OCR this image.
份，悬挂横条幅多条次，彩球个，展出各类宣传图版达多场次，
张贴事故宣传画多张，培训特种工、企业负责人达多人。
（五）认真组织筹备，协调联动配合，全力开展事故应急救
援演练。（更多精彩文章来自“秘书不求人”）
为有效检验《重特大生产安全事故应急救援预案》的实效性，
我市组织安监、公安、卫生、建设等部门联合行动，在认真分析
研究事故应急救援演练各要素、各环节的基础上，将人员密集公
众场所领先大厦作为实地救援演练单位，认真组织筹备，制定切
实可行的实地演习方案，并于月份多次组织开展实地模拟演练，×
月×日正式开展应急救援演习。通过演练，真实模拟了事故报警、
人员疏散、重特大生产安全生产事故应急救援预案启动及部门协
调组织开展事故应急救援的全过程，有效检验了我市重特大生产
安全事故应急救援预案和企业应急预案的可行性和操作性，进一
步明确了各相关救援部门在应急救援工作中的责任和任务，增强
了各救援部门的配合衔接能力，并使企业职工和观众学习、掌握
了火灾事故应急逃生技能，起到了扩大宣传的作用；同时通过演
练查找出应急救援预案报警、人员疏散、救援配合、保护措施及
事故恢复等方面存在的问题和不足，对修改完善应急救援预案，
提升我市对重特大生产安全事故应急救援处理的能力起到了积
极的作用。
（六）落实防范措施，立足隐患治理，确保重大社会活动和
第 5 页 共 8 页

========================================

Write out the material from the first line to the last, exactly.

#### Response
OCR this image.
份，悬挂横条幅多条次，彩球个，展出各类宣传图版达多场次，
张贴事故宣传画多张，培训特种工、企业负责人达多人。
（五）认真组织筹备，协调联动配合，全力开展事故应急救
援演练。（更多精彩文章来自“秘书不求人”）
为有效检验《重特大生产安全事故应急救援预案》的实效性，
我市组织安监、公安、卫生、建设等部门联合行动，在认真分析
研究事故应急救援演练各要素、各环节的基础上，将人员密集公
众场所领先大厦作为实地救援演练单位，认真组织筹备，制定切
实可行的实地演习方案，并于月份多次组织开展实地模拟演练，×
月×日正式开展应急救援演习。通过演练，真实模拟了事故报警、
人员疏散、重特大生产安全生产事故应急救援预案启动及部门协
调组织开展事故应急救援的全过程，有效检验了我市重特大生产
安全事故应急救援预案和企业应急预案的可行性和操作性，进一
步明确了各相关救援部门在应急救援工作中的责任和任务，增强
了各救援部门的配合衔接能力，并使企业职工和观众学习、掌握
了火灾事故应急逃生技能，起到了扩大宣传的作用；同时通过演
练查找出应急救援预案报警、人员疏散、救援配合、保护措施及
事故恢复等方面存在的问题和不足，对修改完善应急救援预案，
提升我市对重特大生产安全事故应急救援处理的能力起到了积
极的作用。
（六）落实防范措施，立足隐患治理，确保重大社会活动和
第 5 页 共 8 页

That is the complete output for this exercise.